» YOUR GOAL: Only the number is wanted: how many lines of these entries contain the word "performance"?

» RECORDED INFORMATION:
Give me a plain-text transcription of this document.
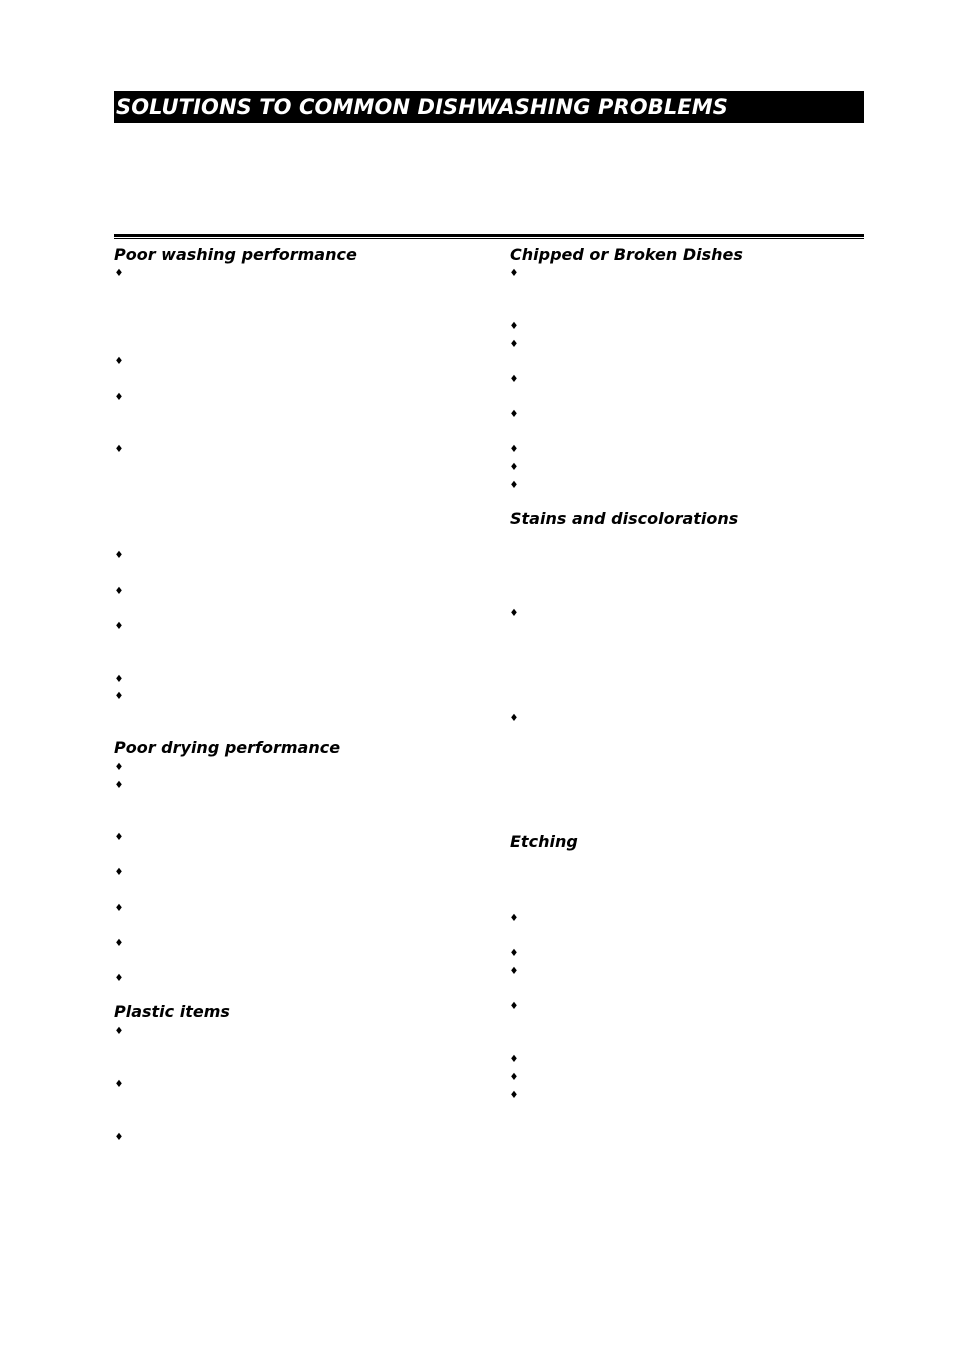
SOLUTIONS TO COMMON DISHWASHING PROBLEMS
Poor washing performance
Poor drying performance
Plastic items
Chipped or Broken Dishes
Stains and discolorations
Etching
♦
♦
♦
♦
♦
♦
♦
♦
♦
♦
♦
♦
♦
♦
♦
♦
♦
♦
♦
♦
♦
♦
♦
♦
♦
♦
♦
♦
♦
♦
♦
♦
♦
♦
♦
♦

» SOLUTION TO THIS EXERCISE: 2